— begin DATA PROVIDED —

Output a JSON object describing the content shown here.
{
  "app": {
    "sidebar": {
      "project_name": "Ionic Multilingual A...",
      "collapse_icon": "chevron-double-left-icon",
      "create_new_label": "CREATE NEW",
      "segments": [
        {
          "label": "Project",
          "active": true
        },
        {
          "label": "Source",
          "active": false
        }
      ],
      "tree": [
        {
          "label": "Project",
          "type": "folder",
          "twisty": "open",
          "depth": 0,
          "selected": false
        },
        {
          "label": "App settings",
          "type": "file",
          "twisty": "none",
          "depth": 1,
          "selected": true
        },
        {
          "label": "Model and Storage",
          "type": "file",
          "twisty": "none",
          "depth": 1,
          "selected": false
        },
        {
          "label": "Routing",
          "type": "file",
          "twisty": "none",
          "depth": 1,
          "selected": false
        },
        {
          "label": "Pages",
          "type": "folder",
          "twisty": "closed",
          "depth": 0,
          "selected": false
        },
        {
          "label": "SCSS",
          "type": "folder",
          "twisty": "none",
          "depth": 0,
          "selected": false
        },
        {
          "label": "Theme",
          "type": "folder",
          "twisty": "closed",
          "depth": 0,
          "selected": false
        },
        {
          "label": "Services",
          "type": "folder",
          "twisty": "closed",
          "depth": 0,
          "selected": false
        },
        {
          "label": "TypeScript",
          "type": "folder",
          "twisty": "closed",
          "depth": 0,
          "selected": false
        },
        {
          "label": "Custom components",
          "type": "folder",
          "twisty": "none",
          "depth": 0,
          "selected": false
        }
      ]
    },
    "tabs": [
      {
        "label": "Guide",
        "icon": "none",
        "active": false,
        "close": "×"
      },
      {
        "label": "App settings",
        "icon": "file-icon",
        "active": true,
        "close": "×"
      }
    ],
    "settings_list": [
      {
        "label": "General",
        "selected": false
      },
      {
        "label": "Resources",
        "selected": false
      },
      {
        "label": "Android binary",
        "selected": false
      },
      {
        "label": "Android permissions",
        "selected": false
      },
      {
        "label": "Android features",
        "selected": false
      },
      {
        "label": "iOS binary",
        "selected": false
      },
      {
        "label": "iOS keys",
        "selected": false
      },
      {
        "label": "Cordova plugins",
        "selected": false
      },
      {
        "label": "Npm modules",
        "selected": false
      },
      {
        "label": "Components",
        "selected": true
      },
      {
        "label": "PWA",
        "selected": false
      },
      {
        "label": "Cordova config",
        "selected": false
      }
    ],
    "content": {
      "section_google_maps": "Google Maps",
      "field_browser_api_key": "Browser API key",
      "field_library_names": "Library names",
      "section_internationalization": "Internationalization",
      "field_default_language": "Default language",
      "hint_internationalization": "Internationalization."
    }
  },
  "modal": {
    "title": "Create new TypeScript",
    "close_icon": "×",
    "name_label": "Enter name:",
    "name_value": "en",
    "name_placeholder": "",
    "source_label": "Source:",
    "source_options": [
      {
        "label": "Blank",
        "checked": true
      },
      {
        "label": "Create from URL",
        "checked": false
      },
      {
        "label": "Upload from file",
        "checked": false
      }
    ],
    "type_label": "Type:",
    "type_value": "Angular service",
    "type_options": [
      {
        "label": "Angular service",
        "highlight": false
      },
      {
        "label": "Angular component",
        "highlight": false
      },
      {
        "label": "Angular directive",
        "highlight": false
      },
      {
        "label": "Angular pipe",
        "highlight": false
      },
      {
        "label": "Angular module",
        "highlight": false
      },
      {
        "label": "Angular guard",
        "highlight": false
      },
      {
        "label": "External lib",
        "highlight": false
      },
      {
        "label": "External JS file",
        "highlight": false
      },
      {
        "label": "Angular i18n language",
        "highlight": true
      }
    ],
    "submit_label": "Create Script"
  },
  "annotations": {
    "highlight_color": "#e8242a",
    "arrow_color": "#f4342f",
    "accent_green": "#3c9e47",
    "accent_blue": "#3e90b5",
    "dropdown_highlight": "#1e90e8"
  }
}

— end DATA PROVIDED —

▶ **THE REQUEST**
Quote every entry exactly.

▶ **RIGHT ANSWER**
Output a JSON object describing the content shown here.
{
  "app": {
    "sidebar": {
      "project_name": "Ionic Multilingual A...",
      "collapse_icon": "chevron-double-left-icon",
      "create_new_label": "CREATE NEW",
      "segments": [
        {
          "label": "Project",
          "active": true
        },
        {
          "label": "Source",
          "active": false
        }
      ],
      "tree": [
        {
          "label": "Project",
          "type": "folder",
          "twisty": "open",
          "depth": 0,
          "selected": false
        },
        {
          "label": "App settings",
          "type": "file",
          "twisty": "none",
          "depth": 1,
          "selected": true
        },
        {
          "label": "Model and Storage",
          "type": "file",
          "twisty": "none",
          "depth": 1,
          "selected": false
        },
        {
          "label": "Routing",
          "type": "file",
          "twisty": "none",
          "depth": 1,
          "selected": false
        },
        {
          "label": "Pages",
          "type": "folder",
          "twisty": "closed",
          "depth": 0,
          "selected": false
        },
        {
          "label": "SCSS",
          "type": "folder",
          "twisty": "none",
          "depth": 0,
          "selected": false
        },
        {
          "label": "Theme",
          "type": "folder",
          "twisty": "closed",
          "depth": 0,
          "selected": false
        },
        {
          "label": "Services",
          "type": "folder",
          "twisty": "closed",
          "depth": 0,
          "selected": false
        },
        {
          "label": "TypeScript",
          "type": "folder",
          "twisty": "closed",
          "depth": 0,
          "selected": false
        },
        {
          "label": "Custom components",
          "type": "folder",
          "twisty": "none",
          "depth": 0,
          "selected": false
        }
      ]
    },
    "tabs": [
      {
        "label": "Guide",
        "icon": "none",
        "active": false,
        "close": "×"
      },
      {
        "label": "App settings",
        "icon": "file-icon",
        "active": true,
        "close": "×"
      }
    ],
    "settings_list": [
      {
        "label": "General",
        "selected": false
      },
      {
        "label": "Resources",
        "selected": false
      },
      {
        "label": "Android binary",
        "selected": false
      },
      {
        "label": "Android permissions",
        "selected": false
      },
      {
        "label": "Android features",
        "selected": false
      },
      {
        "label": "iOS binary",
        "selected": false
      },
      {
        "label": "iOS keys",
        "selected": false
      },
      {
        "label": "Cordova plugins",
        "selected": false
      },
      {
        "label": "Npm modules",
        "selected": false
      },
      {
        "label": "Components",
        "selected": true
      },
      {
        "label": "PWA",
        "selected": false
      },
      {
        "label": "Cordova config",
        "selected": false
      }
    ],
    "content": {
      "section_google_maps": "Google Maps",
      "field_browser_api_key": "Browser API key",
      "field_library_names": "Library names",
      "section_internationalization": "Internationalization",
      "field_default_language": "Default language",
      "hint_internationalization": "Internationalization."
    }
  },
  "modal": {
    "title": "Create new TypeScript",
    "close_icon": "×",
    "name_label": "Enter name:",
    "name_value": "en",
    "name_placeholder": "",
    "source_label": "Source:",
    "source_options": [
      {
        "label": "Blank",
        "checked": true
      },
      {
        "label": "Create from URL",
        "checked": false
      },
      {
        "label": "Upload from file",
        "checked": false
      }
    ],
    "type_label": "Type:",
    "type_value": "Angular service",
    "type_options": [
      {
        "label": "Angular service",
        "highlight": false
      },
      {
        "label": "Angular component",
        "highlight": false
      },
      {
        "label": "Angular directive",
        "highlight": false
      },
      {
        "label": "Angular pipe",
        "highlight": false
      },
      {
        "label": "Angular module",
        "highlight": false
      },
      {
        "label": "Angular guard",
        "highlight": false
      },
      {
        "label": "External lib",
        "highlight": false
      },
      {
        "label": "External JS file",
        "highlight": false
      },
      {
        "label": "Angular i18n language",
        "highlight": true
      }
    ],
    "submit_label": "Create Script"
  },
  "annotations": {
    "highlight_color": "#e8242a",
    "arrow_color": "#f4342f",
    "accent_green": "#3c9e47",
    "accent_blue": "#3e90b5",
    "dropdown_highlight": "#1e90e8"
  }
}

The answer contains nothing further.